◆ AIM OF THE EXERCISE ◆
Extract every line below that contains the word "title".

◆ SUPPLIED MATERIAL ◆
--------------------
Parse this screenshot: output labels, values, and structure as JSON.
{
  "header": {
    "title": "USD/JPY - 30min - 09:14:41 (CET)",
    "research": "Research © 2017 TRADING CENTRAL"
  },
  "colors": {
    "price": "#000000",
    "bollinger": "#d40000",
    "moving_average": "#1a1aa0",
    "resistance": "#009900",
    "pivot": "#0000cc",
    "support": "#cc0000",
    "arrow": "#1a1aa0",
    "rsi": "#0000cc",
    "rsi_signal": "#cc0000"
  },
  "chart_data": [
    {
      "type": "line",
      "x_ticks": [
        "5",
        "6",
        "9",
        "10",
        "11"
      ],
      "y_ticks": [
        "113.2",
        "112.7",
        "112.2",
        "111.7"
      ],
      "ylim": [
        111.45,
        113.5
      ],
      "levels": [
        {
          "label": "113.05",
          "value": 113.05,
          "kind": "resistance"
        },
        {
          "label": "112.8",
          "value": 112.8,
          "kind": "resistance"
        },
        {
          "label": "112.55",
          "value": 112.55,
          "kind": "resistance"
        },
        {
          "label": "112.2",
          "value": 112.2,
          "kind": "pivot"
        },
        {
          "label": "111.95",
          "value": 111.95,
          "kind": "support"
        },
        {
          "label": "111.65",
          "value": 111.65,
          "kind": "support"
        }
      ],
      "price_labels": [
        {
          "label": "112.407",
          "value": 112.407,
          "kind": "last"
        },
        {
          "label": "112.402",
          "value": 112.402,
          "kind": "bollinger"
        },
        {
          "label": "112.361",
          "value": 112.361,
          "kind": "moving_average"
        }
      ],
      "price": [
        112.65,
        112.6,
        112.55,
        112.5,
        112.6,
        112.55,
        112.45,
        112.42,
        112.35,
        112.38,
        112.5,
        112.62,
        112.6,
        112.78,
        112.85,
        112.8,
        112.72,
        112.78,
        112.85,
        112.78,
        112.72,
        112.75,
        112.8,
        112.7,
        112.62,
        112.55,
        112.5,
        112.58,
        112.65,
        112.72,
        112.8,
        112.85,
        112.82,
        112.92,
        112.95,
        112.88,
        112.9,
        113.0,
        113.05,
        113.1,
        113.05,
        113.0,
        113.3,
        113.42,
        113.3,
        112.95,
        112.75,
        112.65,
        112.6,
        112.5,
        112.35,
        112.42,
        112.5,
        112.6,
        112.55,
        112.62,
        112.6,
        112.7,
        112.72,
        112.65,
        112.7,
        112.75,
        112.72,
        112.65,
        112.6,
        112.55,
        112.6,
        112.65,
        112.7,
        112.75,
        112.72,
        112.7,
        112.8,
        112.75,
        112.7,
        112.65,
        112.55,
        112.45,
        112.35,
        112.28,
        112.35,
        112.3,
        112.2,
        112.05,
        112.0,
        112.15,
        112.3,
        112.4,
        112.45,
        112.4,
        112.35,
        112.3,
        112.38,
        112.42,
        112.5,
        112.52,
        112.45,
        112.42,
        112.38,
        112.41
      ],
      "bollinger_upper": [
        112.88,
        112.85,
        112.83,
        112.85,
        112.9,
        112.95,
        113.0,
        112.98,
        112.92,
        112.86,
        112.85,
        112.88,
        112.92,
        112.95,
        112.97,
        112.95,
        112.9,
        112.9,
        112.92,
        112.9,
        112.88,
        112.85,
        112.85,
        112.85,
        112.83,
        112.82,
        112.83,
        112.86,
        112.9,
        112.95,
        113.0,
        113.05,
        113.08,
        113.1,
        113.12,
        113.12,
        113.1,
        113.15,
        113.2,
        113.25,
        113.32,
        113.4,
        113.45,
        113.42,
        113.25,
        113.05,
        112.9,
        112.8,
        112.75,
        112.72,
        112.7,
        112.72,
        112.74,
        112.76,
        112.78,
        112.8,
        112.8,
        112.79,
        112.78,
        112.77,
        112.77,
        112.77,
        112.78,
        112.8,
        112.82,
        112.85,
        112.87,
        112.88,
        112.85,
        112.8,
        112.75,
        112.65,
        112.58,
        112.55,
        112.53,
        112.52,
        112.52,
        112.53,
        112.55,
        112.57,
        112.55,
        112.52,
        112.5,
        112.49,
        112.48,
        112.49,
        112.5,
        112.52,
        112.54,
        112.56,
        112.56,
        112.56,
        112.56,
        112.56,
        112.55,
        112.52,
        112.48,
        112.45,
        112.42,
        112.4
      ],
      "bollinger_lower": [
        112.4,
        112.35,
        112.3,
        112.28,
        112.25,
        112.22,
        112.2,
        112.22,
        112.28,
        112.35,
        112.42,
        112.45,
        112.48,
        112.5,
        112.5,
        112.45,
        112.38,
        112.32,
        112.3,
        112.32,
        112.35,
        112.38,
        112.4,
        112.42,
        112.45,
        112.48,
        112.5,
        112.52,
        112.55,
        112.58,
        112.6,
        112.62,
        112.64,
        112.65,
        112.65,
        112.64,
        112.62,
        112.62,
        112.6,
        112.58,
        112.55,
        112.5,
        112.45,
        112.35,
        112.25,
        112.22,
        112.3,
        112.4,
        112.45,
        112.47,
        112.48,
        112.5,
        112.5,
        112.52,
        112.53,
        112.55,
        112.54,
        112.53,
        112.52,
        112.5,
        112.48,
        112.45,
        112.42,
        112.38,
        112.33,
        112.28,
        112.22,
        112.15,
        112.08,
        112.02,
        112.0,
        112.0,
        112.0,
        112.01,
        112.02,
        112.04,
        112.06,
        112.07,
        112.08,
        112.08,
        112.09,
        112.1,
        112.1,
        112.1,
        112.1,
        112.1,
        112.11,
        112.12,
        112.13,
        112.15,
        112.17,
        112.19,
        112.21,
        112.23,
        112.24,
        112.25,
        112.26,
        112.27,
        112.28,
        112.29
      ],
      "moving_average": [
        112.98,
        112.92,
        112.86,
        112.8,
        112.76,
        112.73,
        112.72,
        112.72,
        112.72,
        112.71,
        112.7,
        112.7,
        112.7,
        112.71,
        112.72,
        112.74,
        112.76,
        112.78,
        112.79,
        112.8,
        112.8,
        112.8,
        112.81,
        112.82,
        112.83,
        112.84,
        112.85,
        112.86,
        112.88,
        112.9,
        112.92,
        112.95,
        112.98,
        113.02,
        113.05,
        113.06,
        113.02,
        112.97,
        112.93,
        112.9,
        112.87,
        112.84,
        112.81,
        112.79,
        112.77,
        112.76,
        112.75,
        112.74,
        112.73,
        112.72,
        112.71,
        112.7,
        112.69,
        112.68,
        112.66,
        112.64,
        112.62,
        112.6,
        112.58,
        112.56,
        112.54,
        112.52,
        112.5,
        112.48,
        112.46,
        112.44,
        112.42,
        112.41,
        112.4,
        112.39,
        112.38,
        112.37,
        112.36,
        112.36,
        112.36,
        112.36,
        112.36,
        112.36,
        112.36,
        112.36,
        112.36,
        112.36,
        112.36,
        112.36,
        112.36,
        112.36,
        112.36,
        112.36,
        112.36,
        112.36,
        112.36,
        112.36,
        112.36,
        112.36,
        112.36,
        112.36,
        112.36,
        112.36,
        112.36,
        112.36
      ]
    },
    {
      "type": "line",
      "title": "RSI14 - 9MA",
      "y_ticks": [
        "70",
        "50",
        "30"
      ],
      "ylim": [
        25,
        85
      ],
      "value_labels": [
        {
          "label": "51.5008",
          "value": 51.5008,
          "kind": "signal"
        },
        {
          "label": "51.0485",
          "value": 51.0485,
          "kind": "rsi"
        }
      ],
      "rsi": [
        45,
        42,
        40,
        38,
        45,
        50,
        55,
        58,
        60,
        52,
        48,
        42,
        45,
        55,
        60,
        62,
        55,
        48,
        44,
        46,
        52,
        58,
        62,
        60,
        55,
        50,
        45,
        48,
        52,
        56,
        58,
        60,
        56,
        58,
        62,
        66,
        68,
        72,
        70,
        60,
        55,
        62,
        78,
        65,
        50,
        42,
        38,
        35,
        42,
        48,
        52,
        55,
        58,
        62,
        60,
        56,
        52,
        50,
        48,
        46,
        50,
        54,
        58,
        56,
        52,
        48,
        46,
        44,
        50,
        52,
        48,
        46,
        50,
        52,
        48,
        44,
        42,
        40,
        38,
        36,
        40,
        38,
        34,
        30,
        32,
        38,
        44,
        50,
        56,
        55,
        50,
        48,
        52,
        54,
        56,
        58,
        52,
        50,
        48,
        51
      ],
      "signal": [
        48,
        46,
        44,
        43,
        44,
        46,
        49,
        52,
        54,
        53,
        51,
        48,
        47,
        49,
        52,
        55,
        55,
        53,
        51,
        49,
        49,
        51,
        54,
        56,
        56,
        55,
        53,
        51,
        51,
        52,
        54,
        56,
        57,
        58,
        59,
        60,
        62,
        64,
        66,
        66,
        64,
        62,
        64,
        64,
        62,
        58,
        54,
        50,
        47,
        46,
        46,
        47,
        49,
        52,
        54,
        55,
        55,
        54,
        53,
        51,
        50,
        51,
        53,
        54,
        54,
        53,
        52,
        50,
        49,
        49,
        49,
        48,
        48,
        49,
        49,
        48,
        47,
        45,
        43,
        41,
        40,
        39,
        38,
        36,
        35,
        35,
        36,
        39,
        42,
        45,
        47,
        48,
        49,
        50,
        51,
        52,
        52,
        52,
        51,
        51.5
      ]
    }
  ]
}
--------------------
◆ TASK RESULT ◆
    "title": "USD/JPY - 30min - 09:14:41 (CET)",
      "title": "RSI14 - 9MA",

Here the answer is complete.